_Stated problem_
Extract each line of the data below exactly as written.

_Supplied data_

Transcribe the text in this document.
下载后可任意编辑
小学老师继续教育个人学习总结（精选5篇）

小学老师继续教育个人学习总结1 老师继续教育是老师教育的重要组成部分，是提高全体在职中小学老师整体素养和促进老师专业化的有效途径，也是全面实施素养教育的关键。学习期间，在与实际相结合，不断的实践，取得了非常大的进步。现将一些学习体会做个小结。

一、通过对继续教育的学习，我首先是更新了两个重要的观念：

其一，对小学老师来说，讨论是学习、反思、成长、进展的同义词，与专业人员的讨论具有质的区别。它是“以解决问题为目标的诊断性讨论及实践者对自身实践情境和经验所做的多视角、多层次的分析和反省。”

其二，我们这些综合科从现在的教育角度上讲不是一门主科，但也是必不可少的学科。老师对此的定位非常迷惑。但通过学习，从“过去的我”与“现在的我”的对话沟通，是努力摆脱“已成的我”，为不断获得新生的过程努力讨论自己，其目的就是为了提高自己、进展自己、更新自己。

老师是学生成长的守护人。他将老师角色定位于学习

_The reply_
Transcribe the text in this document.
下载后可任意编辑
小学老师继续教育个人学习总结（精选5篇）

小学老师继续教育个人学习总结1 老师继续教育是老师教育的重要组成部分，是提高全体在职中小学老师整体素养和促进老师专业化的有效途径，也是全面实施素养教育的关键。学习期间，在与实际相结合，不断的实践，取得了非常大的进步。现将一些学习体会做个小结。

一、通过对继续教育的学习，我首先是更新了两个重要的观念：

其一，对小学老师来说，讨论是学习、反思、成长、进展的同义词，与专业人员的讨论具有质的区别。它是“以解决问题为目标的诊断性讨论及实践者对自身实践情境和经验所做的多视角、多层次的分析和反省。”

其二，我们这些综合科从现在的教育角度上讲不是一门主科，但也是必不可少的学科。老师对此的定位非常迷惑。但通过学习，从“过去的我”与“现在的我”的对话沟通，是努力摆脱“已成的我”，为不断获得新生的过程努力讨论自己，其目的就是为了提高自己、进展自己、更新自己。

老师是学生成长的守护人。他将老师角色定位于学习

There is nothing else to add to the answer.